Given problem -
Exactly as written, quote every line that follows, skipping the images.

* START Provided records *

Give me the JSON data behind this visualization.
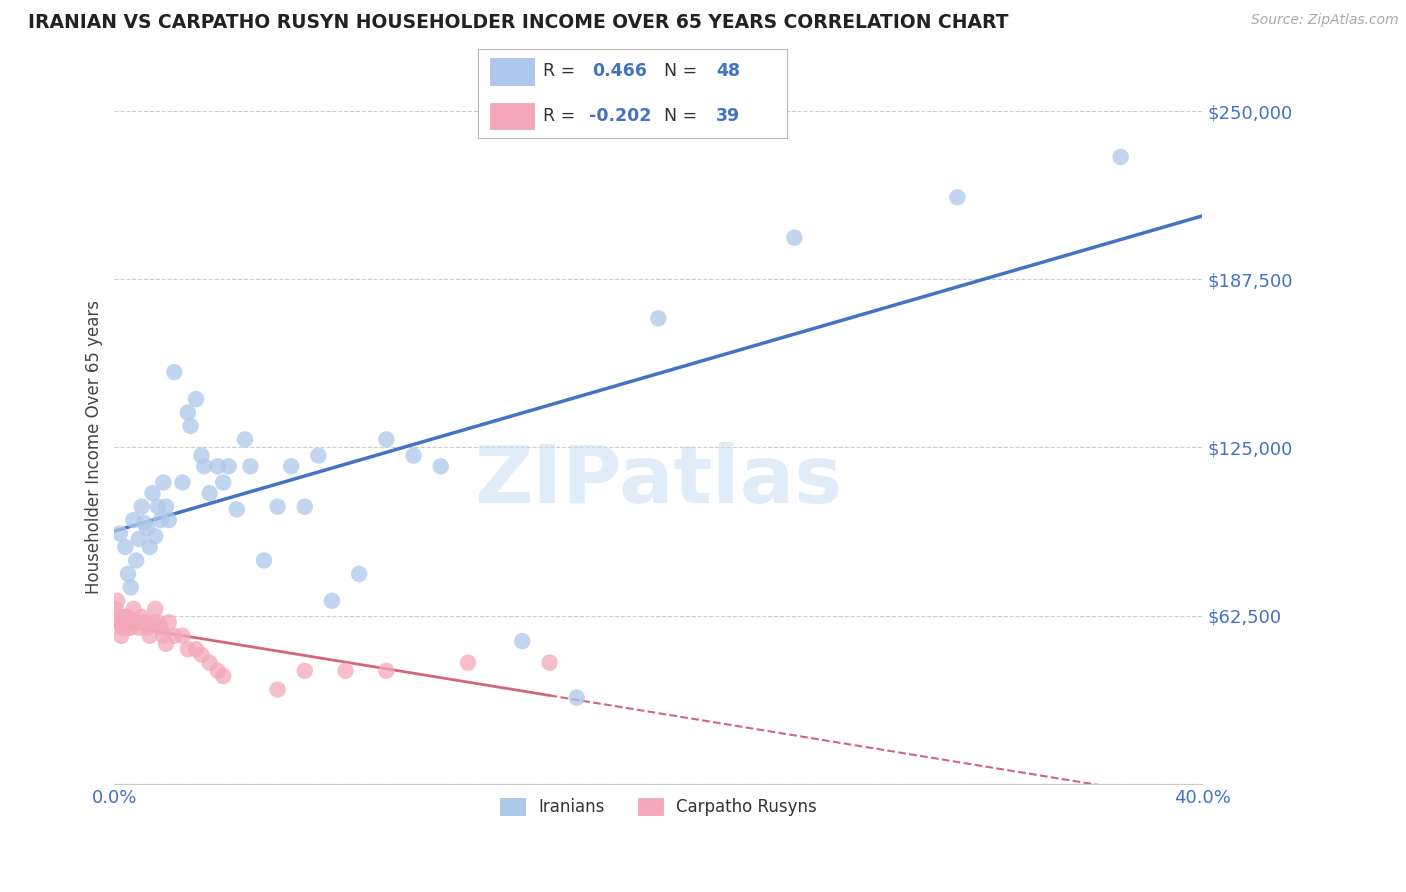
{
  "title": "IRANIAN VS CARPATHO RUSYN HOUSEHOLDER INCOME OVER 65 YEARS CORRELATION CHART",
  "source": "Source: ZipAtlas.com",
  "ylabel": "Householder Income Over 65 years",
  "xlim": [
    0.0,
    0.4
  ],
  "ylim": [
    0,
    250000
  ],
  "yticks": [
    0,
    62500,
    125000,
    187500,
    250000
  ],
  "ytick_labels": [
    "",
    "$62,500",
    "$125,000",
    "$187,500",
    "$250,000"
  ],
  "xtick_labels": [
    "0.0%",
    "40.0%"
  ],
  "xtick_positions": [
    0.0,
    0.4
  ],
  "iranian_R": "0.466",
  "iranian_N": "48",
  "carpatho_R": "-0.202",
  "carpatho_N": "39",
  "iranian_color": "#adc8ea",
  "carpatho_color": "#f4a7b9",
  "line_blue": "#4472c4",
  "line_pink": "#d4657a",
  "watermark": "ZIPatlas",
  "iranians_x": [
    0.002,
    0.004,
    0.005,
    0.006,
    0.008,
    0.009,
    0.01,
    0.011,
    0.012,
    0.013,
    0.014,
    0.015,
    0.016,
    0.017,
    0.018,
    0.019,
    0.02,
    0.022,
    0.025,
    0.027,
    0.028,
    0.03,
    0.032,
    0.033,
    0.035,
    0.038,
    0.04,
    0.042,
    0.045,
    0.048,
    0.05,
    0.055,
    0.06,
    0.065,
    0.07,
    0.075,
    0.08,
    0.09,
    0.1,
    0.11,
    0.12,
    0.15,
    0.17,
    0.2,
    0.25,
    0.31,
    0.37,
    0.007
  ],
  "iranians_y": [
    93000,
    88000,
    78000,
    73000,
    83000,
    91000,
    103000,
    97000,
    95000,
    88000,
    108000,
    92000,
    103000,
    98000,
    112000,
    103000,
    98000,
    153000,
    112000,
    138000,
    133000,
    143000,
    122000,
    118000,
    108000,
    118000,
    112000,
    118000,
    102000,
    128000,
    118000,
    83000,
    103000,
    118000,
    103000,
    122000,
    68000,
    78000,
    128000,
    122000,
    118000,
    53000,
    32000,
    173000,
    203000,
    218000,
    233000,
    98000
  ],
  "carpatho_x": [
    0.0005,
    0.001,
    0.0015,
    0.002,
    0.0025,
    0.003,
    0.0035,
    0.004,
    0.0045,
    0.005,
    0.006,
    0.007,
    0.008,
    0.009,
    0.01,
    0.011,
    0.012,
    0.013,
    0.014,
    0.015,
    0.016,
    0.017,
    0.018,
    0.019,
    0.02,
    0.022,
    0.025,
    0.027,
    0.03,
    0.032,
    0.035,
    0.038,
    0.04,
    0.06,
    0.07,
    0.085,
    0.1,
    0.13,
    0.16
  ],
  "carpatho_y": [
    65000,
    68000,
    60000,
    62000,
    55000,
    58000,
    60000,
    62000,
    58000,
    62000,
    58000,
    65000,
    60000,
    58000,
    62000,
    60000,
    58000,
    55000,
    60000,
    65000,
    60000,
    58000,
    55000,
    52000,
    60000,
    55000,
    55000,
    50000,
    50000,
    48000,
    45000,
    42000,
    40000,
    35000,
    42000,
    42000,
    42000,
    45000,
    45000
  ]
}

* END Provided records *

Solution -
Give me the JSON data behind this visualization.
{
  "title": "IRANIAN VS CARPATHO RUSYN HOUSEHOLDER INCOME OVER 65 YEARS CORRELATION CHART",
  "source": "Source: ZipAtlas.com",
  "ylabel": "Householder Income Over 65 years",
  "xlim": [
    0.0,
    0.4
  ],
  "ylim": [
    0,
    250000
  ],
  "yticks": [
    0,
    62500,
    125000,
    187500,
    250000
  ],
  "ytick_labels": [
    "",
    "$62,500",
    "$125,000",
    "$187,500",
    "$250,000"
  ],
  "xtick_labels": [
    "0.0%",
    "40.0%"
  ],
  "xtick_positions": [
    0.0,
    0.4
  ],
  "iranian_R": "0.466",
  "iranian_N": "48",
  "carpatho_R": "-0.202",
  "carpatho_N": "39",
  "iranian_color": "#adc8ea",
  "carpatho_color": "#f4a7b9",
  "line_blue": "#4472c4",
  "line_pink": "#d4657a",
  "watermark": "ZIPatlas",
  "iranians_x": [
    0.002,
    0.004,
    0.005,
    0.006,
    0.008,
    0.009,
    0.01,
    0.011,
    0.012,
    0.013,
    0.014,
    0.015,
    0.016,
    0.017,
    0.018,
    0.019,
    0.02,
    0.022,
    0.025,
    0.027,
    0.028,
    0.03,
    0.032,
    0.033,
    0.035,
    0.038,
    0.04,
    0.042,
    0.045,
    0.048,
    0.05,
    0.055,
    0.06,
    0.065,
    0.07,
    0.075,
    0.08,
    0.09,
    0.1,
    0.11,
    0.12,
    0.15,
    0.17,
    0.2,
    0.25,
    0.31,
    0.37,
    0.007
  ],
  "iranians_y": [
    93000,
    88000,
    78000,
    73000,
    83000,
    91000,
    103000,
    97000,
    95000,
    88000,
    108000,
    92000,
    103000,
    98000,
    112000,
    103000,
    98000,
    153000,
    112000,
    138000,
    133000,
    143000,
    122000,
    118000,
    108000,
    118000,
    112000,
    118000,
    102000,
    128000,
    118000,
    83000,
    103000,
    118000,
    103000,
    122000,
    68000,
    78000,
    128000,
    122000,
    118000,
    53000,
    32000,
    173000,
    203000,
    218000,
    233000,
    98000
  ],
  "carpatho_x": [
    0.0005,
    0.001,
    0.0015,
    0.002,
    0.0025,
    0.003,
    0.0035,
    0.004,
    0.0045,
    0.005,
    0.006,
    0.007,
    0.008,
    0.009,
    0.01,
    0.011,
    0.012,
    0.013,
    0.014,
    0.015,
    0.016,
    0.017,
    0.018,
    0.019,
    0.02,
    0.022,
    0.025,
    0.027,
    0.03,
    0.032,
    0.035,
    0.038,
    0.04,
    0.06,
    0.07,
    0.085,
    0.1,
    0.13,
    0.16
  ],
  "carpatho_y": [
    65000,
    68000,
    60000,
    62000,
    55000,
    58000,
    60000,
    62000,
    58000,
    62000,
    58000,
    65000,
    60000,
    58000,
    62000,
    60000,
    58000,
    55000,
    60000,
    65000,
    60000,
    58000,
    55000,
    52000,
    60000,
    55000,
    55000,
    50000,
    50000,
    48000,
    45000,
    42000,
    40000,
    35000,
    42000,
    42000,
    42000,
    45000,
    45000
  ]
}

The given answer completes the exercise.